══ Records shown ══

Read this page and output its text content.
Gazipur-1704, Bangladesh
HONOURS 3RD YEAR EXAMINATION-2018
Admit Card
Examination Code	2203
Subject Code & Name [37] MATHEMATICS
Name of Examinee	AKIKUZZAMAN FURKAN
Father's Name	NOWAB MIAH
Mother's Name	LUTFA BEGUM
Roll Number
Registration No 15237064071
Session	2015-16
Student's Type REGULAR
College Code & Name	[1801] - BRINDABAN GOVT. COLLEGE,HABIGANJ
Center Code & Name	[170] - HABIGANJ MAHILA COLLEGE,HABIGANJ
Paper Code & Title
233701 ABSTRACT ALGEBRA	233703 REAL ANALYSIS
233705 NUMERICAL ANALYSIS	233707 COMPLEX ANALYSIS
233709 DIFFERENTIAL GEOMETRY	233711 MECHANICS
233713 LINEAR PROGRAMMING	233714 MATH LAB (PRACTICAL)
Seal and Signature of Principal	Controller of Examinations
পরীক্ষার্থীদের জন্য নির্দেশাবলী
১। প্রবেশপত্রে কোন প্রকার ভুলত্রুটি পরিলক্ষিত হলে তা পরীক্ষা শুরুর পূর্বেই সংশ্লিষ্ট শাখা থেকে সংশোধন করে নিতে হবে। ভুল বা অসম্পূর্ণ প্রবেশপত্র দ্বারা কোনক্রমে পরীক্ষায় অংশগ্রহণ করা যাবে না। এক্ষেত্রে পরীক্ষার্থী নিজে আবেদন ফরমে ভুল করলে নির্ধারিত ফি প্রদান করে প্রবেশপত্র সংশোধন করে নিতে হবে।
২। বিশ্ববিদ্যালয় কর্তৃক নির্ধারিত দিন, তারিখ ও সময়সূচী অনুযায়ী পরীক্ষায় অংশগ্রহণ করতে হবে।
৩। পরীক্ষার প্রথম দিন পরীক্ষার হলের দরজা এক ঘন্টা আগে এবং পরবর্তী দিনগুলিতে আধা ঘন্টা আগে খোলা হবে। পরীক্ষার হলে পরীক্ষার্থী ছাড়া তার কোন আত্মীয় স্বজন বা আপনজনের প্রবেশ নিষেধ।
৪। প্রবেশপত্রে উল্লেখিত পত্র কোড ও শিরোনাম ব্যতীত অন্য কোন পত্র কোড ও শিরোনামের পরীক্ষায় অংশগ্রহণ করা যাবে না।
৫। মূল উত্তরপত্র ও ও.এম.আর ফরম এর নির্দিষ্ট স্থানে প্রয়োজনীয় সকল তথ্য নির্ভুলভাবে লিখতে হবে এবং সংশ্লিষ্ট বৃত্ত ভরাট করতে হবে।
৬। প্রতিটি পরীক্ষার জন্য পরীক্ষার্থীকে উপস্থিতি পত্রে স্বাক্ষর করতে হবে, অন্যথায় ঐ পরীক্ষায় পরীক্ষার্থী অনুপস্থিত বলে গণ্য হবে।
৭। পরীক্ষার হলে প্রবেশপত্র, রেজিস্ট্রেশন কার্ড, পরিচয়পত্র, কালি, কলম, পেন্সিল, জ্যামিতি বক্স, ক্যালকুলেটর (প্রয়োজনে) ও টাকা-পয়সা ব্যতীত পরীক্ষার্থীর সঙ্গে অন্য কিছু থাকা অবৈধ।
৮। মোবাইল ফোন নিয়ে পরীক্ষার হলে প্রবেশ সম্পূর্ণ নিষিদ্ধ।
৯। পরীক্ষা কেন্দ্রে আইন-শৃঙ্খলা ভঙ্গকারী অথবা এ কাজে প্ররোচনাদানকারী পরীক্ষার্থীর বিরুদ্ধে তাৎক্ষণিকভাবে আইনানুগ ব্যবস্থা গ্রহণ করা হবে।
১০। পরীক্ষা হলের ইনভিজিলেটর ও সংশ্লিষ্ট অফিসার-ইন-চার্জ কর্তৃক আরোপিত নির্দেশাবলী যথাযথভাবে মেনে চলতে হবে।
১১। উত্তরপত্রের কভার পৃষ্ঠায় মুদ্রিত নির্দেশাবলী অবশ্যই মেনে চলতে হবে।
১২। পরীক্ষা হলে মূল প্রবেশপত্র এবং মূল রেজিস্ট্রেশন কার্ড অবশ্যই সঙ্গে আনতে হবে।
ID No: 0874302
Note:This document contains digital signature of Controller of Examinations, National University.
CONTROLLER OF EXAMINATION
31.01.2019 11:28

═══

-- Exercise objective --
Take the data above and return it exactly.

-- Answer to the problem --
Read this page and output its text content.
Gazipur-1704, Bangladesh
HONOURS 3RD YEAR EXAMINATION-2018
Admit Card
Examination Code	2203
Subject Code & Name [37] MATHEMATICS
Name of Examinee	AKIKUZZAMAN FURKAN
Father's Name	NOWAB MIAH
Mother's Name	LUTFA BEGUM
Roll Number
Registration No 15237064071
Session	2015-16
Student's Type REGULAR
College Code & Name	[1801] - BRINDABAN GOVT. COLLEGE,HABIGANJ
Center Code & Name	[170] - HABIGANJ MAHILA COLLEGE,HABIGANJ
Paper Code & Title
233701 ABSTRACT ALGEBRA	233703 REAL ANALYSIS
233705 NUMERICAL ANALYSIS	233707 COMPLEX ANALYSIS
233709 DIFFERENTIAL GEOMETRY	233711 MECHANICS
233713 LINEAR PROGRAMMING	233714 MATH LAB (PRACTICAL)
Seal and Signature of Principal	Controller of Examinations
পরীক্ষার্থীদের জন্য নির্দেশাবলী
১। প্রবেশপত্রে কোন প্রকার ভুলত্রুটি পরিলক্ষিত হলে তা পরীক্ষা শুরুর পূর্বেই সংশ্লিষ্ট শাখা থেকে সংশোধন করে নিতে হবে। ভুল বা অসম্পূর্ণ প্রবেশপত্র দ্বারা কোনক্রমে পরীক্ষায় অংশগ্রহণ করা যাবে না। এক্ষেত্রে পরীক্ষার্থী নিজে আবেদন ফরমে ভুল করলে নির্ধারিত ফি প্রদান করে প্রবেশপত্র সংশোধন করে নিতে হবে।
২। বিশ্ববিদ্যালয় কর্তৃক নির্ধারিত দিন, তারিখ ও সময়সূচী অনুযায়ী পরীক্ষায় অংশগ্রহণ করতে হবে।
৩। পরীক্ষার প্রথম দিন পরীক্ষার হলের দরজা এক ঘন্টা আগে এবং পরবর্তী দিনগুলিতে আধা ঘন্টা আগে খোলা হবে। পরীক্ষার হলে পরীক্ষার্থী ছাড়া তার কোন আত্মীয় স্বজন বা আপনজনের প্রবেশ নিষেধ।
৪। প্রবেশপত্রে উল্লেখিত পত্র কোড ও শিরোনাম ব্যতীত অন্য কোন পত্র কোড ও শিরোনামের পরীক্ষায় অংশগ্রহণ করা যাবে না।
৫। মূল উত্তরপত্র ও ও.এম.আর ফরম এর নির্দিষ্ট স্থানে প্রয়োজনীয় সকল তথ্য নির্ভুলভাবে লিখতে হবে এবং সংশ্লিষ্ট বৃত্ত ভরাট করতে হবে।
৬। প্রতিটি পরীক্ষার জন্য পরীক্ষার্থীকে উপস্থিতি পত্রে স্বাক্ষর করতে হবে, অন্যথায় ঐ পরীক্ষায় পরীক্ষার্থী অনুপস্থিত বলে গণ্য হবে।
৭। পরীক্ষার হলে প্রবেশপত্র, রেজিস্ট্রেশন কার্ড, পরিচয়পত্র, কালি, কলম, পেন্সিল, জ্যামিতি বক্স, ক্যালকুলেটর (প্রয়োজনে) ও টাকা-পয়সা ব্যতীত পরীক্ষার্থীর সঙ্গে অন্য কিছু থাকা অবৈধ।
৮। মোবাইল ফোন নিয়ে পরীক্ষার হলে প্রবেশ সম্পূর্ণ নিষিদ্ধ।
৯। পরীক্ষা কেন্দ্রে আইন-শৃঙ্খলা ভঙ্গকারী অথবা এ কাজে প্ররোচনাদানকারী পরীক্ষার্থীর বিরুদ্ধে তাৎক্ষণিকভাবে আইনানুগ ব্যবস্থা গ্রহণ করা হবে।
১০। পরীক্ষা হলের ইনভিজিলেটর ও সংশ্লিষ্ট অফিসার-ইন-চার্জ কর্তৃক আরোপিত নির্দেশাবলী যথাযথভাবে মেনে চলতে হবে।
১১। উত্তরপত্রের কভার পৃষ্ঠায় মুদ্রিত নির্দেশাবলী অবশ্যই মেনে চলতে হবে।
১২। পরীক্ষা হলে মূল প্রবেশপত্র এবং মূল রেজিস্ট্রেশন কার্ড অবশ্যই সঙ্গে আনতে হবে।
ID No: 0874302
Note:This document contains digital signature of Controller of Examinations, National University.
CONTROLLER OF EXAMINATION
31.01.2019 11:28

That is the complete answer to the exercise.